▶ [Instruction]
Print the lines in these records exactly as they are given.
==== Given information
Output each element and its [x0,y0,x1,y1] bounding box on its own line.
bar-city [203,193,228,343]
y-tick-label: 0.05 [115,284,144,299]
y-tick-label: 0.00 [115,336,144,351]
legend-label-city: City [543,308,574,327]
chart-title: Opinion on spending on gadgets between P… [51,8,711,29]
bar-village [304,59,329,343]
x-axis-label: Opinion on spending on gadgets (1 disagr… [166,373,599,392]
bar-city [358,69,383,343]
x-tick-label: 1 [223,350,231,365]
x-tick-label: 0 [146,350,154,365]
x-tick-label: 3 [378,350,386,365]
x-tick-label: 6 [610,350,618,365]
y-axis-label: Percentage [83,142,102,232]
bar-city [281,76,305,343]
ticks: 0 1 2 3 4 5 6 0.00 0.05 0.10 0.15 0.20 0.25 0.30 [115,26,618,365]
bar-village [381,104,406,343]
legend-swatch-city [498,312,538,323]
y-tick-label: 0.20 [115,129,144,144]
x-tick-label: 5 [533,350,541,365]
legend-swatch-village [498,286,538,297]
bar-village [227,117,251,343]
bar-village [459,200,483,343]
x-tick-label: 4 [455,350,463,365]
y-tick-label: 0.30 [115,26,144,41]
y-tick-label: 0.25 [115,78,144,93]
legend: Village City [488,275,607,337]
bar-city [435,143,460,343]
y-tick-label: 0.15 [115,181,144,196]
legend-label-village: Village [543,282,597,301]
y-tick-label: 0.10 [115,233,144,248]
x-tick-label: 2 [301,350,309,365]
========
▶ [Solution for this problem]
Output each element and its [x0,y0,x1,y1] bounding box on its own line.
bar-city [203,193,228,343]
y-tick-label: 0.05 [115,284,144,299]
y-tick-label: 0.00 [115,336,144,351]
legend-label-city: City [543,308,574,327]
chart-title: Opinion on spending on gadgets between P… [51,8,711,29]
bar-village [304,59,329,343]
x-axis-label: Opinion on spending on gadgets (1 disagr… [166,373,599,392]
bar-city [358,69,383,343]
x-tick-label: 1 [223,350,231,365]
x-tick-label: 0 [146,350,154,365]
x-tick-label: 3 [378,350,386,365]
x-tick-label: 6 [610,350,618,365]
y-axis-label: Percentage [83,142,102,232]
bar-city [281,76,305,343]
ticks: 0 1 2 3 4 5 6 0.00 0.05 0.10 0.15 0.20 0.25 0.30 [115,26,618,365]
bar-village [381,104,406,343]
legend-swatch-city [498,312,538,323]
y-tick-label: 0.20 [115,129,144,144]
x-tick-label: 5 [533,350,541,365]
legend-swatch-village [498,286,538,297]
bar-village [227,117,251,343]
bar-village [459,200,483,343]
x-tick-label: 4 [455,350,463,365]
y-tick-label: 0.30 [115,26,144,41]
y-tick-label: 0.25 [115,78,144,93]
legend: Village City [488,275,607,337]
bar-city [435,143,460,343]
y-tick-label: 0.15 [115,181,144,196]
legend-label-village: Village [543,282,597,301]
y-tick-label: 0.10 [115,233,144,248]
x-tick-label: 2 [301,350,309,365]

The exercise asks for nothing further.